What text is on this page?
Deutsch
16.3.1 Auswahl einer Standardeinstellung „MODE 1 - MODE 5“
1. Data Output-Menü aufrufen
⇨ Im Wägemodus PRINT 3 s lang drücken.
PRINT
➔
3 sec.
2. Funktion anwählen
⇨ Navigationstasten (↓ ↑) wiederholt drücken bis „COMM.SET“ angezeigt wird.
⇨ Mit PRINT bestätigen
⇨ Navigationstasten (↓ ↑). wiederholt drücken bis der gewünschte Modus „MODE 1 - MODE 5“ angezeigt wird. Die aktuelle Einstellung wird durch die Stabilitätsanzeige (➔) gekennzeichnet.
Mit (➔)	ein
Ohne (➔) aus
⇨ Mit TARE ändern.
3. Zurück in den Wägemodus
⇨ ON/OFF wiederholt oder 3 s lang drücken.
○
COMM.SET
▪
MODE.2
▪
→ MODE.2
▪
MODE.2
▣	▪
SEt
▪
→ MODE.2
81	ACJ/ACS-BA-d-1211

...

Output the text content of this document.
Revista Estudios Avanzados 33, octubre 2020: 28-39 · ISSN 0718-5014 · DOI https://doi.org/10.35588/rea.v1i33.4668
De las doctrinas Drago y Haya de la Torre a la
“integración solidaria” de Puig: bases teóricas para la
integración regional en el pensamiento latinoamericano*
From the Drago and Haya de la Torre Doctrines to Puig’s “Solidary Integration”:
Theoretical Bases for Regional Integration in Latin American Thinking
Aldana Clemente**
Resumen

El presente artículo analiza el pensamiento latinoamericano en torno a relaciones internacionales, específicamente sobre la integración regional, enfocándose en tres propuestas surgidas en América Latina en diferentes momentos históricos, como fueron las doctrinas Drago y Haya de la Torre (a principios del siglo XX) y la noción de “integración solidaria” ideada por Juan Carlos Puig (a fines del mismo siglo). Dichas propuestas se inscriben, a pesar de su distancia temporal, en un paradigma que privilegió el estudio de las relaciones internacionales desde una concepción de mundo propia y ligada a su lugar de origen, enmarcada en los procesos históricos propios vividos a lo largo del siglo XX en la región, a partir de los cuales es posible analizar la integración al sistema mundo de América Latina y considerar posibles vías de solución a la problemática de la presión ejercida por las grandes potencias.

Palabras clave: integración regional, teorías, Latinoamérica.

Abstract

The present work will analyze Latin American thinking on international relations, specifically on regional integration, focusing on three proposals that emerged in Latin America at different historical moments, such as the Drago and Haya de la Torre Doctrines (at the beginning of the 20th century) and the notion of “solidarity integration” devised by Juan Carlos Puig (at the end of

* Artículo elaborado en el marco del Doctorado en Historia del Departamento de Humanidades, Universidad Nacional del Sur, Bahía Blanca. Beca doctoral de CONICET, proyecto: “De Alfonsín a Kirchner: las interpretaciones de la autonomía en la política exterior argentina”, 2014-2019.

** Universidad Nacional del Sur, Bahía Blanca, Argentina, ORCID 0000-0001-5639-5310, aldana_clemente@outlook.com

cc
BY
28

---

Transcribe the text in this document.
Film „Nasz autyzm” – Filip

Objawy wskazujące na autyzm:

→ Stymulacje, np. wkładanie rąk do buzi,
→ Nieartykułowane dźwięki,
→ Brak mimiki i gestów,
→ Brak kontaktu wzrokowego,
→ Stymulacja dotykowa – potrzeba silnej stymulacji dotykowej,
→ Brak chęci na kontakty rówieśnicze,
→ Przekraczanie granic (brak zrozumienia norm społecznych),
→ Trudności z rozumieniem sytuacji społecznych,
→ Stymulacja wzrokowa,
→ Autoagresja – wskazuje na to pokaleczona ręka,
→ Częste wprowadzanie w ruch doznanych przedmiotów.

-- Brief --
Pull out each line of the entries that contains "Bahía".

-- Completed task --
* Artículo elaborado en el marco del Doctorado en Historia del Departamento de Humanidades, Universidad Nacional del Sur, Bahía Blanca. Beca doctoral de CONICET, proyecto: “De Alfonsín a Kirchner: las interpretaciones de la autonomía en la política exterior argentina”, 2014-2019.
** Universidad Nacional del Sur, Bahía Blanca, Argentina, ORCID 0000-0001-5639-5310, aldana_clemente@outlook.com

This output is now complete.